Aim of the exercise: Skip every picture and copy only the lines from the one containing "Decode this image" to the final line of the records below.

Supplied records:
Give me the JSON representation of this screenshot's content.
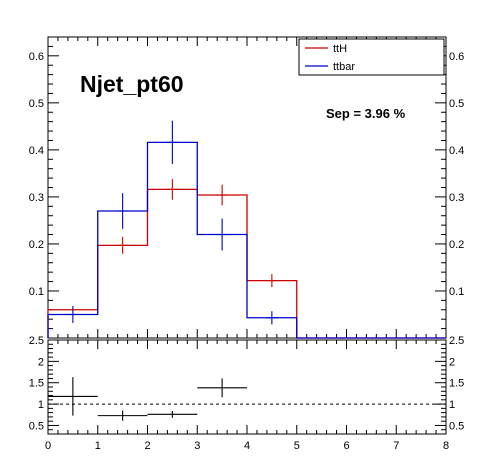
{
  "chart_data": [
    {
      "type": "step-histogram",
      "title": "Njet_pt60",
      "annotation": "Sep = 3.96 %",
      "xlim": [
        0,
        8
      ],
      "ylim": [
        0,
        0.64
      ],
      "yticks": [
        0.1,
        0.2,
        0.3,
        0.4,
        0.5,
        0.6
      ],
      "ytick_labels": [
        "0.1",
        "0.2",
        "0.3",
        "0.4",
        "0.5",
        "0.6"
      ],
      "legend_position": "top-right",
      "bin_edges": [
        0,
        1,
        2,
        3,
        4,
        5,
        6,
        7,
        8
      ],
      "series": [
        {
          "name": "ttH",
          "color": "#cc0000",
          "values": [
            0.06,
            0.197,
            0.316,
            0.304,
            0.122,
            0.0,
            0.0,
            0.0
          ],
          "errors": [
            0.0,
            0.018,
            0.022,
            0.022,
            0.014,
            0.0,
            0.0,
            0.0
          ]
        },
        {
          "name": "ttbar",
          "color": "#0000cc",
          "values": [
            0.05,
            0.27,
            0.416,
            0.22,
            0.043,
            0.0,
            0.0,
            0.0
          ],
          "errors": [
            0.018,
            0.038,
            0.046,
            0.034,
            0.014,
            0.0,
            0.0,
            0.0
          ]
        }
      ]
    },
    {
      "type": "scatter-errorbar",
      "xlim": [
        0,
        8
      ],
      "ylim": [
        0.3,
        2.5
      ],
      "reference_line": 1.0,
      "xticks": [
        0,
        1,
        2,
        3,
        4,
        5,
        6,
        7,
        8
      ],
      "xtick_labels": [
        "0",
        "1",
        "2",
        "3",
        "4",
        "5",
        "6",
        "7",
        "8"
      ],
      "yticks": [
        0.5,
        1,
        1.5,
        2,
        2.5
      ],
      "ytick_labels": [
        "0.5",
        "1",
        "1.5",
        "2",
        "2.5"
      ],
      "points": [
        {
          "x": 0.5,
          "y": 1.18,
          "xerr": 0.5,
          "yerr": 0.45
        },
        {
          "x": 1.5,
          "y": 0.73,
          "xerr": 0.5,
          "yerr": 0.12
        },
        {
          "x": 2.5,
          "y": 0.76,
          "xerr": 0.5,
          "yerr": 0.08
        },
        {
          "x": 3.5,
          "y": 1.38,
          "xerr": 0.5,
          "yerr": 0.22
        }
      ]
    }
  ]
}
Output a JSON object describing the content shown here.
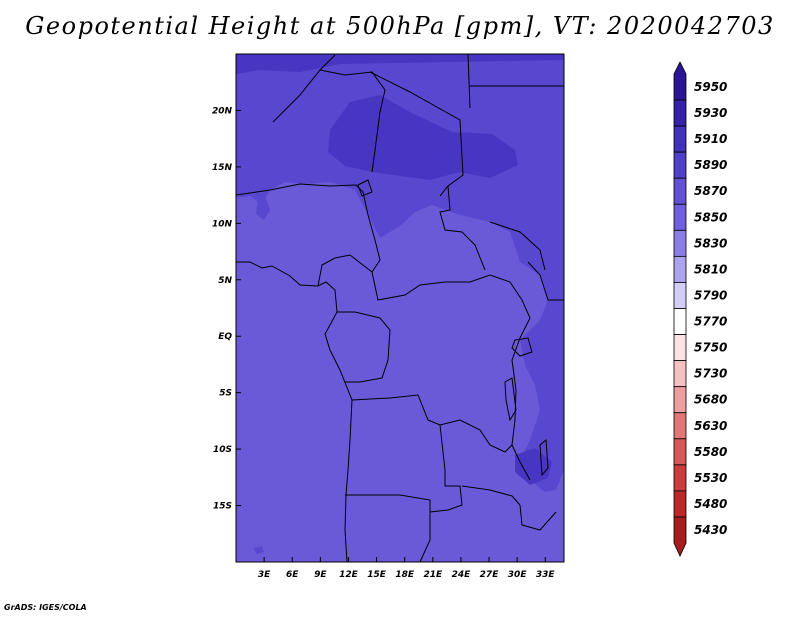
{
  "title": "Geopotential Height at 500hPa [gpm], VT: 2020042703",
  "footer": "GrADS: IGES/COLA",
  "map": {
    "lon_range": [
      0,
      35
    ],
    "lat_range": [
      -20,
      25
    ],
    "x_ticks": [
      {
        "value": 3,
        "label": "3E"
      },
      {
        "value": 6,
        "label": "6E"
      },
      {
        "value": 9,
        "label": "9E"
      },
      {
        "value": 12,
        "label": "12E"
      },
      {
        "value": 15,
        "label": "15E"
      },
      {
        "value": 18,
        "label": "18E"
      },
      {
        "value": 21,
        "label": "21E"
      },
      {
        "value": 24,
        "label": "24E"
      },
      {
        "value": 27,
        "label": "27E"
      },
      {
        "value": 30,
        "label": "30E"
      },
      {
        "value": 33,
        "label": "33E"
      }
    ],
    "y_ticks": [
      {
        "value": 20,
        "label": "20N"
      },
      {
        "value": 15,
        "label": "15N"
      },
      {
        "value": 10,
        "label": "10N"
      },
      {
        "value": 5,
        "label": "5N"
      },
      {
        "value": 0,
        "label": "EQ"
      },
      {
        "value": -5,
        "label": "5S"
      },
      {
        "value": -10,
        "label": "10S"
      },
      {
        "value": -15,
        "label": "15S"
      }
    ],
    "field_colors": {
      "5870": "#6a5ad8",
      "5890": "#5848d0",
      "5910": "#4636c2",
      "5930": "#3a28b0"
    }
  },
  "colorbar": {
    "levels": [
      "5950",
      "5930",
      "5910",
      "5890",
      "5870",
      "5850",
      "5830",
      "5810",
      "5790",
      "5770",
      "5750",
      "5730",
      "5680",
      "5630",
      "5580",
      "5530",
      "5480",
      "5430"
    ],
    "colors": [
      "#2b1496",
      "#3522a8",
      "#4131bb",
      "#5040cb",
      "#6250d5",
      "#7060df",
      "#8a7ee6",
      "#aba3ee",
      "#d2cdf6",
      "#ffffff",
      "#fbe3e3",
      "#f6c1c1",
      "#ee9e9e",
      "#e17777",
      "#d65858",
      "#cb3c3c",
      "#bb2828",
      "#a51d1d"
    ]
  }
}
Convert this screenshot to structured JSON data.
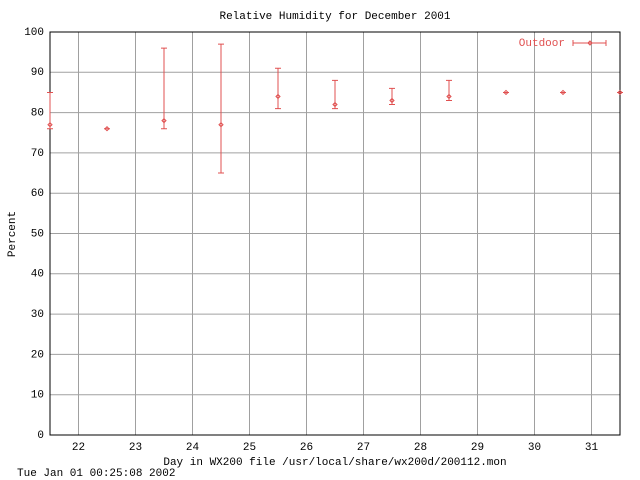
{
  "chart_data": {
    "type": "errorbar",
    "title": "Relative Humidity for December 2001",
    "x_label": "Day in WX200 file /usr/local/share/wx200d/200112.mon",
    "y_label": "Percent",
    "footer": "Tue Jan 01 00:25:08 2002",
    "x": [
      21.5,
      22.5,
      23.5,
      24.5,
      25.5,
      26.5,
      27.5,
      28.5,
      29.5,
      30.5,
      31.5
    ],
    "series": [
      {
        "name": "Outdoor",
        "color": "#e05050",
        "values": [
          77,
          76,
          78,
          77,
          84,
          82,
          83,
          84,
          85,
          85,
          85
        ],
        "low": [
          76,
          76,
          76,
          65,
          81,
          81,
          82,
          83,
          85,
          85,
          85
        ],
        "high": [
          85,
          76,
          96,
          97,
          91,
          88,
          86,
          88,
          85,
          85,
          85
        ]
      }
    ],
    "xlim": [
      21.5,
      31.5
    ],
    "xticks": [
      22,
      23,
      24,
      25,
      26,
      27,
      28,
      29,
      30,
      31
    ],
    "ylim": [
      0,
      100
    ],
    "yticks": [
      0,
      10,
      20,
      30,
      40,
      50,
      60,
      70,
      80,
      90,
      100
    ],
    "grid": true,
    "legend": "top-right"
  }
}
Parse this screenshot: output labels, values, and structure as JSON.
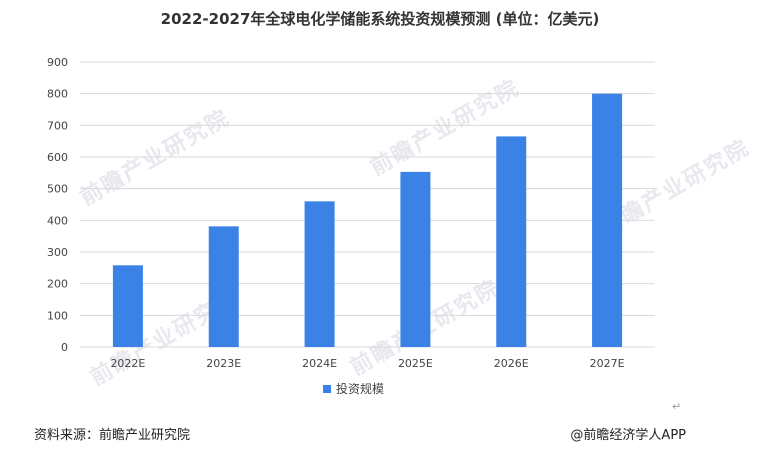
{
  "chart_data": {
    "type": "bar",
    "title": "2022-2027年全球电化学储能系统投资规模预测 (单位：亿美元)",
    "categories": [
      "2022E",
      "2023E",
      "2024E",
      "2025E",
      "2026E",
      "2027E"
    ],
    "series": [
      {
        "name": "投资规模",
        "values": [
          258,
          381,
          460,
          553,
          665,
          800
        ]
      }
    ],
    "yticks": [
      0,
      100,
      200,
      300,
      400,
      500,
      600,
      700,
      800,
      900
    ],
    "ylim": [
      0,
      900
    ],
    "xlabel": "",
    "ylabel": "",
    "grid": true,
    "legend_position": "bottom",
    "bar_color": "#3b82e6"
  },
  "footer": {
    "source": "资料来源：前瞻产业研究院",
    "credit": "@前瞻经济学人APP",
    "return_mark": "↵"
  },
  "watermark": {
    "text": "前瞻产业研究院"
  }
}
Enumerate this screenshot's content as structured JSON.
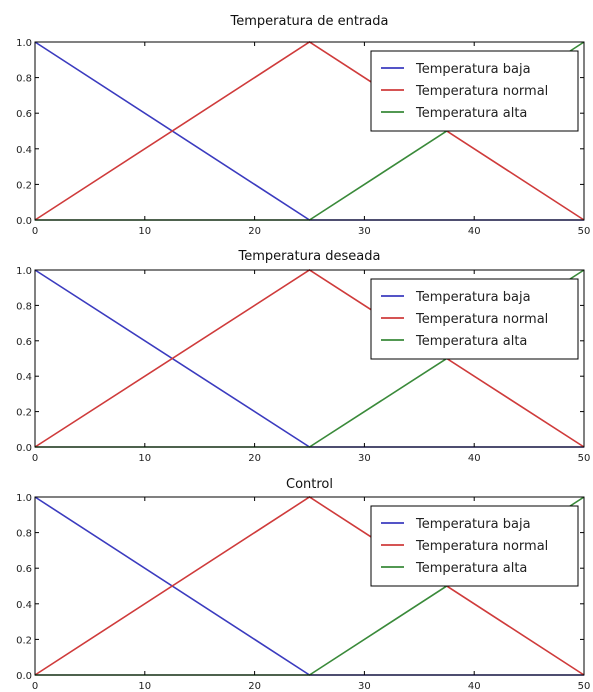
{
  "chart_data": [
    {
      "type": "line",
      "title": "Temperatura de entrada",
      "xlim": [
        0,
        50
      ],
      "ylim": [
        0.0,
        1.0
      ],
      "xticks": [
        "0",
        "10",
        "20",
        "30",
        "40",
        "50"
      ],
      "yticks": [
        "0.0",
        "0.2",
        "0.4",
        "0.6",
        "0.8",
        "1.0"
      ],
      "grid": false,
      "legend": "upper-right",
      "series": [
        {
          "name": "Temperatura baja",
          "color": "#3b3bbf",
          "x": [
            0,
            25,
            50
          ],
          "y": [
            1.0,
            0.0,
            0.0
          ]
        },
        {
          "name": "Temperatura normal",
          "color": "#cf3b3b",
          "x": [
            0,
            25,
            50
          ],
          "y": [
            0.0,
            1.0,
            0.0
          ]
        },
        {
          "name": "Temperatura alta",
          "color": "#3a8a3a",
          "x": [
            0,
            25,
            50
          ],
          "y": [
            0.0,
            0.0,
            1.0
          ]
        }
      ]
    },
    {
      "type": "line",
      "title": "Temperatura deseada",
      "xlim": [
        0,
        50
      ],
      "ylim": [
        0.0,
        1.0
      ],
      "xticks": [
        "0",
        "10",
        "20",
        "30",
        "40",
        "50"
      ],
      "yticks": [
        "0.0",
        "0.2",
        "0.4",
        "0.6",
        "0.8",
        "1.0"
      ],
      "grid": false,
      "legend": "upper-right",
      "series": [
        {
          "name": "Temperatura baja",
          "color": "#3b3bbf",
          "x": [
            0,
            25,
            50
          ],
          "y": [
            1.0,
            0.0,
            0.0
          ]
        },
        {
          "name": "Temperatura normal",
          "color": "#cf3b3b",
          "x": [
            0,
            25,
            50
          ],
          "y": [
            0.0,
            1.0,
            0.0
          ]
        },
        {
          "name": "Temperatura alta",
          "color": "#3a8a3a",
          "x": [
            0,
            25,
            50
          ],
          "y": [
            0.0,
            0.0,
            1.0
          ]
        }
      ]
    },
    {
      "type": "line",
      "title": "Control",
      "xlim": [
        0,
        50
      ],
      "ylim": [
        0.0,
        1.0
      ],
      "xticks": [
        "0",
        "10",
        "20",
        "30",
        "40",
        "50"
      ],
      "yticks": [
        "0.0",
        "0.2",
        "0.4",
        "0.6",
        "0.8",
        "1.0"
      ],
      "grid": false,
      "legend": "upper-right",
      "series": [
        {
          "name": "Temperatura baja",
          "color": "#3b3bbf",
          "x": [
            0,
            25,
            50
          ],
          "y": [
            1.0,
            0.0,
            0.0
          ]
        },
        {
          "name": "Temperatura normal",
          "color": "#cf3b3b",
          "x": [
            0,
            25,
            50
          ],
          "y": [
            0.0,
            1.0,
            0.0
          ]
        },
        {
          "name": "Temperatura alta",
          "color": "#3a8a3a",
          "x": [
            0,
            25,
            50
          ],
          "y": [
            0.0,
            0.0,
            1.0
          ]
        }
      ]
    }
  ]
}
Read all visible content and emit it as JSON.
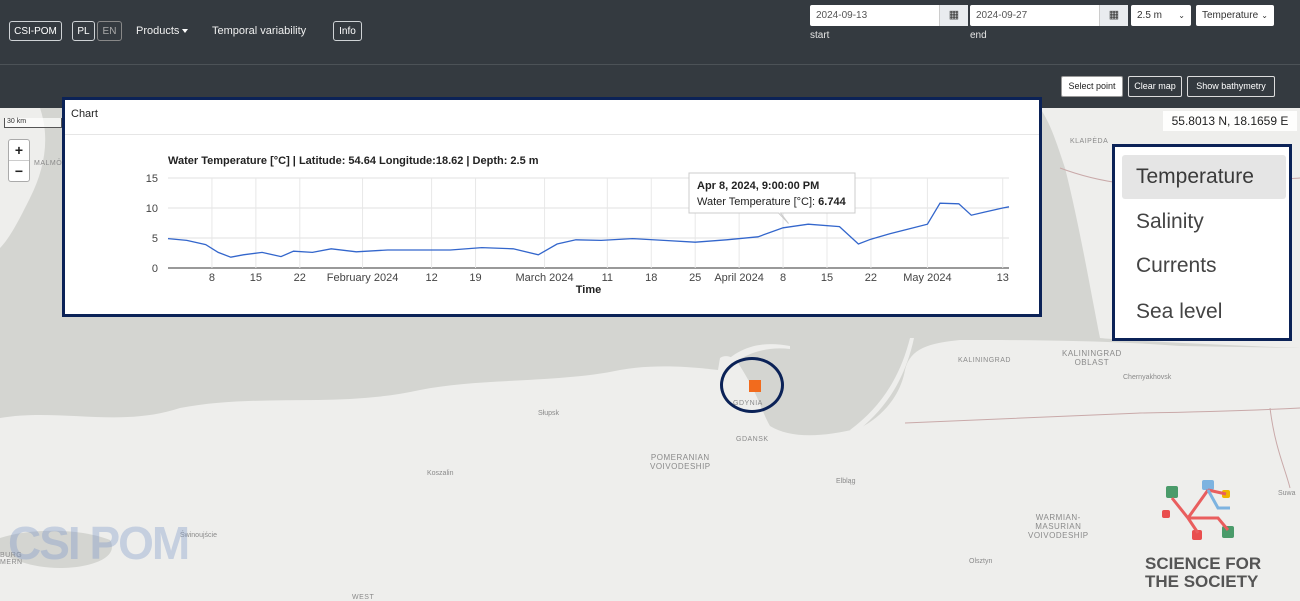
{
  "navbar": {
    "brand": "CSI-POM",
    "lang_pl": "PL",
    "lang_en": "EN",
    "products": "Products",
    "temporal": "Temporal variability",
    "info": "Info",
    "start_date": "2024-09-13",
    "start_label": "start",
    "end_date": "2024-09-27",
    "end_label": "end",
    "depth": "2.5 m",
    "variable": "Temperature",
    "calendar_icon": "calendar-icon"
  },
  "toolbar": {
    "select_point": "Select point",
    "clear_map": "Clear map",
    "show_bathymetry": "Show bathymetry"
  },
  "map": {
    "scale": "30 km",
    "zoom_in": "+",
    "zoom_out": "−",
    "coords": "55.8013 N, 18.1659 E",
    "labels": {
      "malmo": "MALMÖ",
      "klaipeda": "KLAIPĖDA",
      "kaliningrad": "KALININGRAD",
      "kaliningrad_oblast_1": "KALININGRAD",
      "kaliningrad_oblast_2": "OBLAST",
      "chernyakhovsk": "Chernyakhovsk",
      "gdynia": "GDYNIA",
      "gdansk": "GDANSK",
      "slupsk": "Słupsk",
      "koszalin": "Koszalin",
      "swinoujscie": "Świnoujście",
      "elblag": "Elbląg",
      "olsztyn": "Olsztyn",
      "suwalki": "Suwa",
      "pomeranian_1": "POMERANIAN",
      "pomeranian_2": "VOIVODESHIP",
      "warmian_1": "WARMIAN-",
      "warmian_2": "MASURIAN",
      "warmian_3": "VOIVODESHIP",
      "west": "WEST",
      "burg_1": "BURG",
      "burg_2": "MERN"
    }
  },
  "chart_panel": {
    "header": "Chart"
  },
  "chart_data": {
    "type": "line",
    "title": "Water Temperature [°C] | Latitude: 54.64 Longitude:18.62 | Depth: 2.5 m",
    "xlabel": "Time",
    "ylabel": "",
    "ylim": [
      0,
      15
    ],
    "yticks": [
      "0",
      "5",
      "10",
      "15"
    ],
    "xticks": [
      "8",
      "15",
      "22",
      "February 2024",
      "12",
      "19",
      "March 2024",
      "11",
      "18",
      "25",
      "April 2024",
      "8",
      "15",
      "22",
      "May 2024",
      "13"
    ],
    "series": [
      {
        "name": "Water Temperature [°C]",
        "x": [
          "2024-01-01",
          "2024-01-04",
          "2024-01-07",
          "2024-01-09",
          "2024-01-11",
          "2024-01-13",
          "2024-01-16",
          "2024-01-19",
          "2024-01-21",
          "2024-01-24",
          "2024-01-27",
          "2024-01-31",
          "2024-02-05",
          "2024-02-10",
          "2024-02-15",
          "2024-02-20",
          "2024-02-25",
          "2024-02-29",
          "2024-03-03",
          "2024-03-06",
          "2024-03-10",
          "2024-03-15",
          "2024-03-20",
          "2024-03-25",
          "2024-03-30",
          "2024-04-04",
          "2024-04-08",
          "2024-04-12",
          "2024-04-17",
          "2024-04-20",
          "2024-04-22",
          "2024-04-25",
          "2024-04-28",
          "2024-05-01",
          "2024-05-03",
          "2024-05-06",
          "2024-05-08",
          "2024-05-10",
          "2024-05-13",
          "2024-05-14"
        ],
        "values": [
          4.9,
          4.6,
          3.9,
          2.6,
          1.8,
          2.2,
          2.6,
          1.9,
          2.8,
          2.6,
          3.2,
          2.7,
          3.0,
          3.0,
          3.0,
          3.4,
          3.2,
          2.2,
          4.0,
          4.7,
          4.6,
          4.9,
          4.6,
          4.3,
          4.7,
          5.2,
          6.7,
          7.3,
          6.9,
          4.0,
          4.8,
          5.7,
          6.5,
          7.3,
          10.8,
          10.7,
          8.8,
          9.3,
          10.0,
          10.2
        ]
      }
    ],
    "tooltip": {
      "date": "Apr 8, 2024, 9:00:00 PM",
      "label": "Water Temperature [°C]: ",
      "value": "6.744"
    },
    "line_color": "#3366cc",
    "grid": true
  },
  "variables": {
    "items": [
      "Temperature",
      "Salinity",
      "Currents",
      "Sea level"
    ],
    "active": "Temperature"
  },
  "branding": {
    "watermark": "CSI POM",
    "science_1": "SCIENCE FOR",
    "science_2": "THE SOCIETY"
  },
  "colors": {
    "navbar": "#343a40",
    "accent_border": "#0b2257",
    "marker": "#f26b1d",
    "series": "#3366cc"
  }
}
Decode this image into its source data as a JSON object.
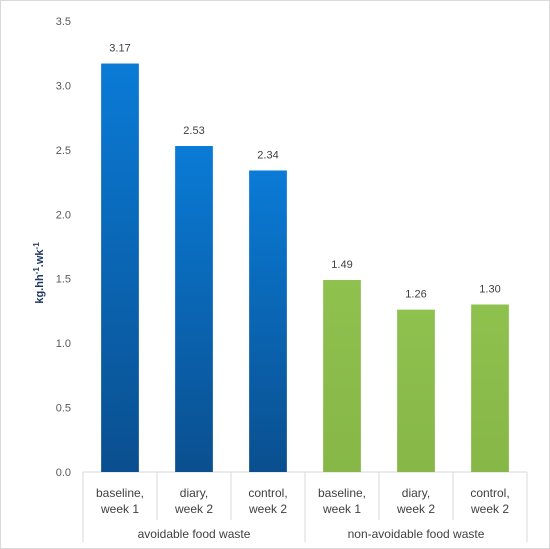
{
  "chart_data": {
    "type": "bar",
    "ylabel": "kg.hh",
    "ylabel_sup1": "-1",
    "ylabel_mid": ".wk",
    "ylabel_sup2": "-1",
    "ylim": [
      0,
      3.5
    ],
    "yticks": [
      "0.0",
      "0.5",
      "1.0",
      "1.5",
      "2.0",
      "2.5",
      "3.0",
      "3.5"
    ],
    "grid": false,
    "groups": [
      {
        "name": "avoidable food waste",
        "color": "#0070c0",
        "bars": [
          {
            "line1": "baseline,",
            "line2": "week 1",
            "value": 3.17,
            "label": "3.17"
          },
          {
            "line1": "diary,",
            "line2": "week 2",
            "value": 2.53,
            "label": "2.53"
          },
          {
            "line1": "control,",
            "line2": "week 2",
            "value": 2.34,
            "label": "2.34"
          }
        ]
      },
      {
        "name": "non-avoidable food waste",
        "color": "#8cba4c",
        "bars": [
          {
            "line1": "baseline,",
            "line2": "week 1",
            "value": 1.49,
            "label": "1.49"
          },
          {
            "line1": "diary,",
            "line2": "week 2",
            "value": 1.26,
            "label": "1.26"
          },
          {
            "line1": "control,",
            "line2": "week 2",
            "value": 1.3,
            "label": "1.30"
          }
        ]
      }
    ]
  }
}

Exercise solution:
Decode this image into its source data as a JSON object.
{
  "chart_data": {
    "type": "bar",
    "ylabel": "kg.hh",
    "ylabel_sup1": "-1",
    "ylabel_mid": ".wk",
    "ylabel_sup2": "-1",
    "ylim": [
      0,
      3.5
    ],
    "yticks": [
      "0.0",
      "0.5",
      "1.0",
      "1.5",
      "2.0",
      "2.5",
      "3.0",
      "3.5"
    ],
    "grid": false,
    "groups": [
      {
        "name": "avoidable food waste",
        "color": "#0070c0",
        "bars": [
          {
            "line1": "baseline,",
            "line2": "week 1",
            "value": 3.17,
            "label": "3.17"
          },
          {
            "line1": "diary,",
            "line2": "week 2",
            "value": 2.53,
            "label": "2.53"
          },
          {
            "line1": "control,",
            "line2": "week 2",
            "value": 2.34,
            "label": "2.34"
          }
        ]
      },
      {
        "name": "non-avoidable food waste",
        "color": "#8cba4c",
        "bars": [
          {
            "line1": "baseline,",
            "line2": "week 1",
            "value": 1.49,
            "label": "1.49"
          },
          {
            "line1": "diary,",
            "line2": "week 2",
            "value": 1.26,
            "label": "1.26"
          },
          {
            "line1": "control,",
            "line2": "week 2",
            "value": 1.3,
            "label": "1.30"
          }
        ]
      }
    ]
  }
}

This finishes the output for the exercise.